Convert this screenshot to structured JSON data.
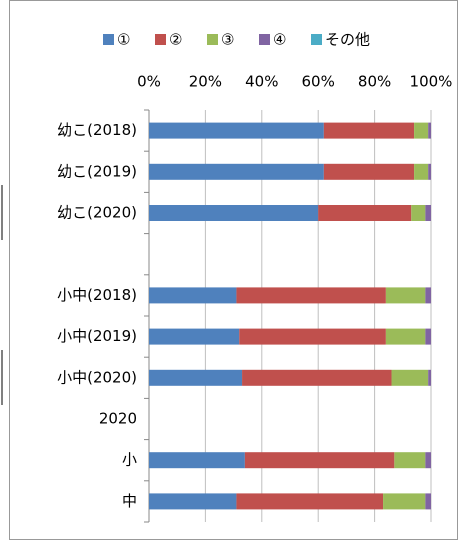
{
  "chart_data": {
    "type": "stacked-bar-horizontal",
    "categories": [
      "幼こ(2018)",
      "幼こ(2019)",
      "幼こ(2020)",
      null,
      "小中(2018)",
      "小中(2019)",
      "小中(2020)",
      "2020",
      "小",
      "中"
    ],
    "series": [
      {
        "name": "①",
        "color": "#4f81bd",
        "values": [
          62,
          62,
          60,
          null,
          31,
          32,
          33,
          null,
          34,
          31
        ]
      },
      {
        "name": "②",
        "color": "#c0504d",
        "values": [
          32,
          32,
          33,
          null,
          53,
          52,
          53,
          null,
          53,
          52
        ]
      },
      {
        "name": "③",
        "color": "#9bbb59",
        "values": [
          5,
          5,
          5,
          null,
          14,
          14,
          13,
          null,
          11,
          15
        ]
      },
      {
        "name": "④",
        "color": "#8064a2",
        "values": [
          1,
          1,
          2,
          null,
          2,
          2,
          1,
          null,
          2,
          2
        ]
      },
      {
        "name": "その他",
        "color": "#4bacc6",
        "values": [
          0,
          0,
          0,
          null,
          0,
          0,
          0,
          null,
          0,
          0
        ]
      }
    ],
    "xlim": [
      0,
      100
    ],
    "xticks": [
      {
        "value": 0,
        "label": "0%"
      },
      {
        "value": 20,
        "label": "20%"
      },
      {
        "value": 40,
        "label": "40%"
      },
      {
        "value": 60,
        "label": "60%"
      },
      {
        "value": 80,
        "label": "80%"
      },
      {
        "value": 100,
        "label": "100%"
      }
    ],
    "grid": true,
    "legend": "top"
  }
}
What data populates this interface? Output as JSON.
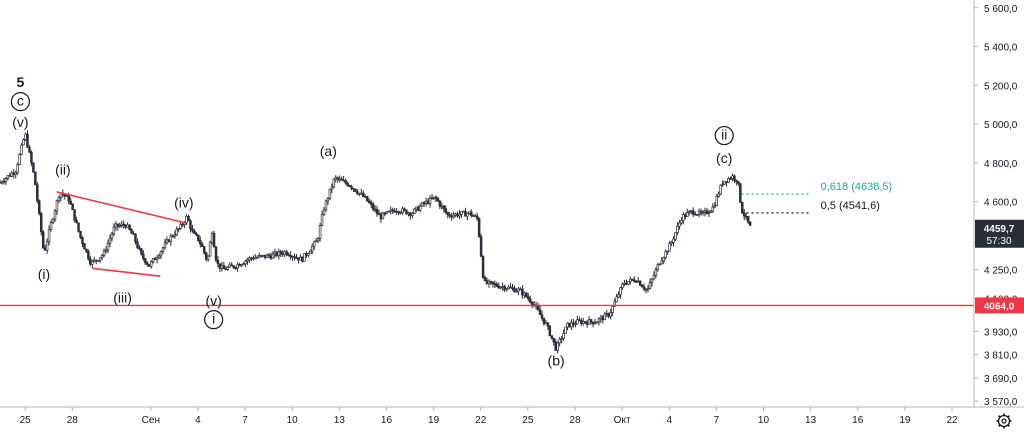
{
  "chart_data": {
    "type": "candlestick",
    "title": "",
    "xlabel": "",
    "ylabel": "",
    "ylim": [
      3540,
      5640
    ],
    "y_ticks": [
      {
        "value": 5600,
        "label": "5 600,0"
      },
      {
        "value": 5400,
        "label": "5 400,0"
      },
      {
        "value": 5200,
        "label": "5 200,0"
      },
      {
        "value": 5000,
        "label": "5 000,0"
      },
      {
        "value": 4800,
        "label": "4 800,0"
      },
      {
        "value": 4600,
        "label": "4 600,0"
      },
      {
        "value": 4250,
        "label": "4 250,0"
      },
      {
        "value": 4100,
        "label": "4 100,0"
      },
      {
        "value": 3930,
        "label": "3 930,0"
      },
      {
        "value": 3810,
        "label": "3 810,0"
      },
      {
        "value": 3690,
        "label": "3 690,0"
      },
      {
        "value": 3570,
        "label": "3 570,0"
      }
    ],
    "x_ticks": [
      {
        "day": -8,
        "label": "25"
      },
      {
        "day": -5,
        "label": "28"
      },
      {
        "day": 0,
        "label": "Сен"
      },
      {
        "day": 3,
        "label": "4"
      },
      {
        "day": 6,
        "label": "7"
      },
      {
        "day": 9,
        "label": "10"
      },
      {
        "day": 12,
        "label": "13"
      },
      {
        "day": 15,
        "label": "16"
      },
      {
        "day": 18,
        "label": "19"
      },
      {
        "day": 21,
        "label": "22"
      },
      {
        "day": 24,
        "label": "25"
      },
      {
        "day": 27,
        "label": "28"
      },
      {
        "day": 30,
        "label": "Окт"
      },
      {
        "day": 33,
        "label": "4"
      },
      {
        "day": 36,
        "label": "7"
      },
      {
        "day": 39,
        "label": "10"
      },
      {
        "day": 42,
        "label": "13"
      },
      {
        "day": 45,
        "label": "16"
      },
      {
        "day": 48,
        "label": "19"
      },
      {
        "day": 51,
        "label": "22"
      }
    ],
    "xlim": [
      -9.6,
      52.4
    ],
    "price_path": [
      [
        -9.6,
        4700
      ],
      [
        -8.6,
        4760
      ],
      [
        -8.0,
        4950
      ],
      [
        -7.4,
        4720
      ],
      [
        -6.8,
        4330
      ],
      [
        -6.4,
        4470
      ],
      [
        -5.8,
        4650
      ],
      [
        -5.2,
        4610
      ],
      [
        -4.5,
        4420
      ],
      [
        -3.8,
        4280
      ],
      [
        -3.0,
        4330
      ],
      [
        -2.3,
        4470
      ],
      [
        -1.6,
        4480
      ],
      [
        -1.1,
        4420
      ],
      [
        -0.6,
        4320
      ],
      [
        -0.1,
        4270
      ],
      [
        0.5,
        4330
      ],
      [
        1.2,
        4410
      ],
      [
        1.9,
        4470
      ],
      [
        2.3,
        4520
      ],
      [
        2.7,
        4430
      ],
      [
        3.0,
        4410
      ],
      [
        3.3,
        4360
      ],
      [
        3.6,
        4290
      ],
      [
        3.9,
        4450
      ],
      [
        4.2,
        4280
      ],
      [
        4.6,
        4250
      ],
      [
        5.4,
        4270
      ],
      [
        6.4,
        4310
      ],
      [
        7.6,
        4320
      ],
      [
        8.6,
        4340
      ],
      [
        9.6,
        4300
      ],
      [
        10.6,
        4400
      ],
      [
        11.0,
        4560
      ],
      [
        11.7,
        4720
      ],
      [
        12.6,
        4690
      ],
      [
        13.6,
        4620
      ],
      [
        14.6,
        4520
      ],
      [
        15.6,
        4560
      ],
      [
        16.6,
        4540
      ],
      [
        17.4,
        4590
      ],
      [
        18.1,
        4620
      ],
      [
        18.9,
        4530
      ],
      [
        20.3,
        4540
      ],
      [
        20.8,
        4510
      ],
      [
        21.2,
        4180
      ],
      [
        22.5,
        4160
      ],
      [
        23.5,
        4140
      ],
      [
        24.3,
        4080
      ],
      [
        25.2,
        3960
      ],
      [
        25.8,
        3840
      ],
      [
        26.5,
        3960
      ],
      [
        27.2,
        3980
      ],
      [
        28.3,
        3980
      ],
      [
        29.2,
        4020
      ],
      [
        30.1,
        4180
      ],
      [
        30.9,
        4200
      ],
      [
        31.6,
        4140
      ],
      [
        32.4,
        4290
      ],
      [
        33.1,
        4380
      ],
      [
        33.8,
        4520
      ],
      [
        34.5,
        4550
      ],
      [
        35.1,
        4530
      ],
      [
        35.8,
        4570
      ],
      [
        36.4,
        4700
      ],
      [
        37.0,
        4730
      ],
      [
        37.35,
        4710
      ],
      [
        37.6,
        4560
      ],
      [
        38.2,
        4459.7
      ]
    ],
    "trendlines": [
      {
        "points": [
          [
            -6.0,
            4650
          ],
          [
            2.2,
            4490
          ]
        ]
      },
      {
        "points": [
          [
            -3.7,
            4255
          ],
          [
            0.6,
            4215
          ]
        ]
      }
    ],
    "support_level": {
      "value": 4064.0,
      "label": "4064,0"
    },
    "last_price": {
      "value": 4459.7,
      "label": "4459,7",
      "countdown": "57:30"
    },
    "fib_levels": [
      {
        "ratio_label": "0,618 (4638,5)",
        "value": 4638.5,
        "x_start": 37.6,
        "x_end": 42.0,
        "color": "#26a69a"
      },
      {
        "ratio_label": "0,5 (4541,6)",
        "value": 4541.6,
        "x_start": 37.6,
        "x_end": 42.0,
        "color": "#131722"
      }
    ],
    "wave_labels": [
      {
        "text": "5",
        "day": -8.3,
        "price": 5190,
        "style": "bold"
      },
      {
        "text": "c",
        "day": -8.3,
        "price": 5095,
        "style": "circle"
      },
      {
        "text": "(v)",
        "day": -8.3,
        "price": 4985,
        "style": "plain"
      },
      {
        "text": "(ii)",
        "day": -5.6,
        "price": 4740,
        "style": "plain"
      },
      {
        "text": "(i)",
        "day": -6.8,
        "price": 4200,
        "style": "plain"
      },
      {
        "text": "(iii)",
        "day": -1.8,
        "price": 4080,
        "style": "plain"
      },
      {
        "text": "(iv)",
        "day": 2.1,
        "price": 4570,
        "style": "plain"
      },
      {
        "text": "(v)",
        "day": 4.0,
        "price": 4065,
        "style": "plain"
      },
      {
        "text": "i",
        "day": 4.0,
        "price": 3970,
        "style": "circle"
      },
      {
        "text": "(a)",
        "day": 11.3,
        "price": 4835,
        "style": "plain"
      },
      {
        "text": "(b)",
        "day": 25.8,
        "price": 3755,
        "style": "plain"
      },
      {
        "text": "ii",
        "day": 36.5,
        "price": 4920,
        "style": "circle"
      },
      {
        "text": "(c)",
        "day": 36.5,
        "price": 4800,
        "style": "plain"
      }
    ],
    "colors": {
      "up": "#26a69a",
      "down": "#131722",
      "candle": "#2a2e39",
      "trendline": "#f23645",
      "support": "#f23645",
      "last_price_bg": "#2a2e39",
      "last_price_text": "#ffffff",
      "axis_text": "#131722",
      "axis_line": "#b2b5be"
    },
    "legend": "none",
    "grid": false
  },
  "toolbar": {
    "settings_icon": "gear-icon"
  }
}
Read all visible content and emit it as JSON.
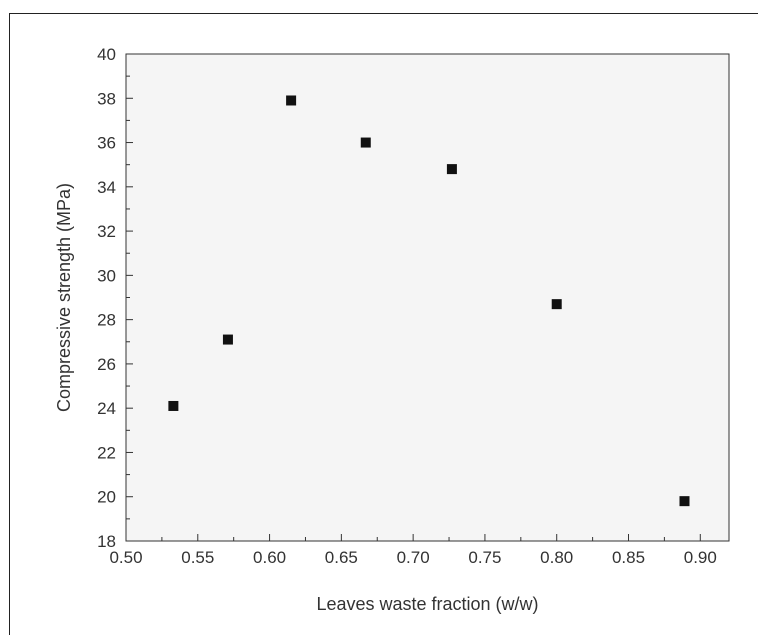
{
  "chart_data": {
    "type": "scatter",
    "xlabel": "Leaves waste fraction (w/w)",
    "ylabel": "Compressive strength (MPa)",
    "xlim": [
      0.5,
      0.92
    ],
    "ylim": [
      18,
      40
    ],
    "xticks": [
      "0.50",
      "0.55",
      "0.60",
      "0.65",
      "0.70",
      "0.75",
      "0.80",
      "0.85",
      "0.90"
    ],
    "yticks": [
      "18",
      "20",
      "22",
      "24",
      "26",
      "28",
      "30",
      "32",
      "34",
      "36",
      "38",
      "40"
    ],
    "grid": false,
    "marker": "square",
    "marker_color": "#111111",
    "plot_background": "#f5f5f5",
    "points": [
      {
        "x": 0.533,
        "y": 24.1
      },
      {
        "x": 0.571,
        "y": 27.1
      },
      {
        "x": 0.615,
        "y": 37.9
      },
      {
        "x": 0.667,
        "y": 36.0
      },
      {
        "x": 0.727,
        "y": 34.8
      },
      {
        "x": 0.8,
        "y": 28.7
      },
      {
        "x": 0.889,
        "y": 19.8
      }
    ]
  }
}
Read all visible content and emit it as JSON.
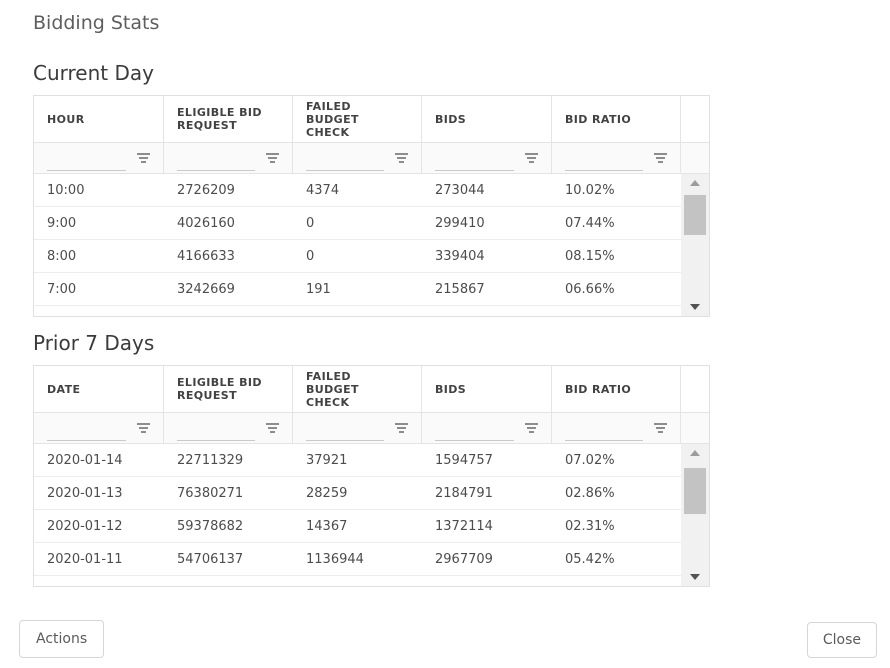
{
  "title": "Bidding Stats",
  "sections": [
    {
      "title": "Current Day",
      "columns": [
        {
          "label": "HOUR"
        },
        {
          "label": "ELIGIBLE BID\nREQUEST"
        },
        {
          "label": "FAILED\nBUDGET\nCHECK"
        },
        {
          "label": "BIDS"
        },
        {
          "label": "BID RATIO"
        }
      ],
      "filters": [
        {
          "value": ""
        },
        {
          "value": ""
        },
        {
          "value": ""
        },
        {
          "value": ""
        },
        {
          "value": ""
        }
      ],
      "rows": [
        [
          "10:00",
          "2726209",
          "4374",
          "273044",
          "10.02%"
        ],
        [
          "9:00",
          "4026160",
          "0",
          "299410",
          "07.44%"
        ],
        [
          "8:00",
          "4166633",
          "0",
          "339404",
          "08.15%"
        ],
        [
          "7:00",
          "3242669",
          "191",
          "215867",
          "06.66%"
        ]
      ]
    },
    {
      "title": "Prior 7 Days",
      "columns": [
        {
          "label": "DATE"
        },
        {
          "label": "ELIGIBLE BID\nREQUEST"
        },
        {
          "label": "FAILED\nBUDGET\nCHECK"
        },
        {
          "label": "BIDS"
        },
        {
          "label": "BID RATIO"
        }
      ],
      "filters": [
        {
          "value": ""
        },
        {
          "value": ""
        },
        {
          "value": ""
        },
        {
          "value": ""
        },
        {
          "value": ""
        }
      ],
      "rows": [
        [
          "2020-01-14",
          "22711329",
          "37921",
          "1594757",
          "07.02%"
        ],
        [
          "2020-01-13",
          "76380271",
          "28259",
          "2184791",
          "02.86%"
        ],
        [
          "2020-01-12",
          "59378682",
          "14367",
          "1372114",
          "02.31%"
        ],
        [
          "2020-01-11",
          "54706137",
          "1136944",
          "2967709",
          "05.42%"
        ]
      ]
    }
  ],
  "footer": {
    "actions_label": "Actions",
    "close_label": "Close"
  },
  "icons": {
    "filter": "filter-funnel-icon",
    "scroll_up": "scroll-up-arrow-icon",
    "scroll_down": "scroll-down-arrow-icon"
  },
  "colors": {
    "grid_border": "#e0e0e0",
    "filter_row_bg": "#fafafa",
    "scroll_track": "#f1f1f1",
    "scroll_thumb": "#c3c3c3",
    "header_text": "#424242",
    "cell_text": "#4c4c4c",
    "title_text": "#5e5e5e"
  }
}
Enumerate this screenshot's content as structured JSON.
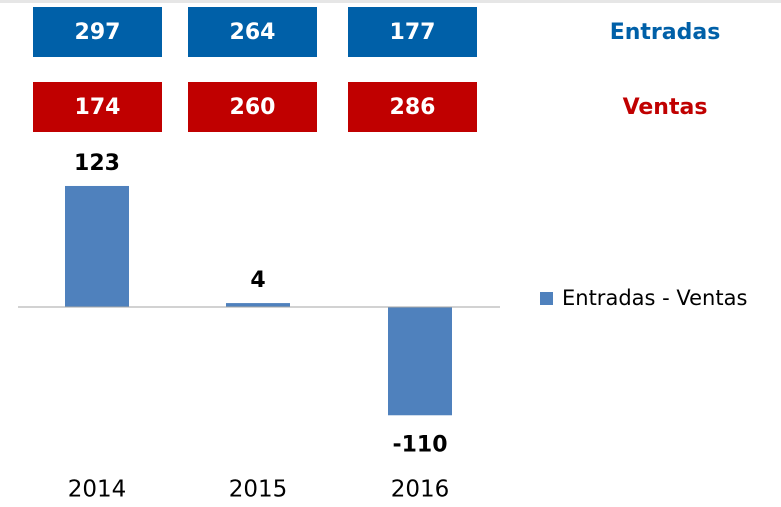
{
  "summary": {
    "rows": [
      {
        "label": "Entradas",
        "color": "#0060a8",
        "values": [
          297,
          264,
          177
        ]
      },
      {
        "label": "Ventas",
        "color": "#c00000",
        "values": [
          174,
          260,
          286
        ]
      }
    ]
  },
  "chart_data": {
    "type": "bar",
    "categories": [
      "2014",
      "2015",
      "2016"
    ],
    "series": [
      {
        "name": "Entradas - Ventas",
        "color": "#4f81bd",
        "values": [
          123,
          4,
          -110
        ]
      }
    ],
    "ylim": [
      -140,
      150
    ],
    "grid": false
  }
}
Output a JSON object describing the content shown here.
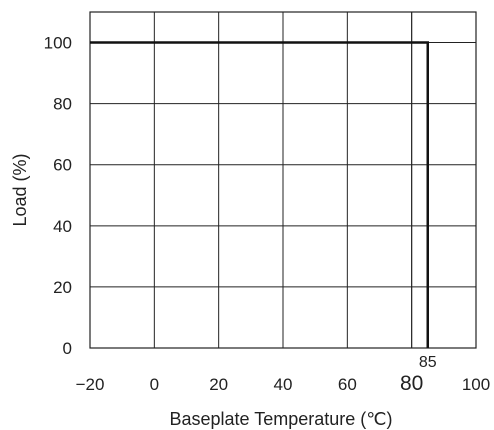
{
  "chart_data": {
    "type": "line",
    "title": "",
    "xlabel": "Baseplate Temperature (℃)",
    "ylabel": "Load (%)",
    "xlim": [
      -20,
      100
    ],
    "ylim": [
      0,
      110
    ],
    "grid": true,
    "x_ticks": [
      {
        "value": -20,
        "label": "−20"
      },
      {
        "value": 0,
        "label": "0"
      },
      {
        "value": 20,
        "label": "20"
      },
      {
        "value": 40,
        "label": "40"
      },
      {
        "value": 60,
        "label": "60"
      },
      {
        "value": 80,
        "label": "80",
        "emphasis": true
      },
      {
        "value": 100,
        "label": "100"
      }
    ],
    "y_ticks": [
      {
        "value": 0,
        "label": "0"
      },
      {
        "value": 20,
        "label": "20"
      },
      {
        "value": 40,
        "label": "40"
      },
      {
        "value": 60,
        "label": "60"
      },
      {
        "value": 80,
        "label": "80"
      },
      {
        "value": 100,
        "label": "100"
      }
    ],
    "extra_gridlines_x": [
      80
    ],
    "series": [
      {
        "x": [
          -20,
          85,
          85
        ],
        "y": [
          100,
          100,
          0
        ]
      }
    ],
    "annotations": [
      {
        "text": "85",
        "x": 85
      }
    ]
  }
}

BRIEF: Extract every line above that contains the word "screenshot".

PROBLEM SOLUTION:
Convert this screenshot to structured JSON data.
Enumerate this screenshot's content as structured JSON.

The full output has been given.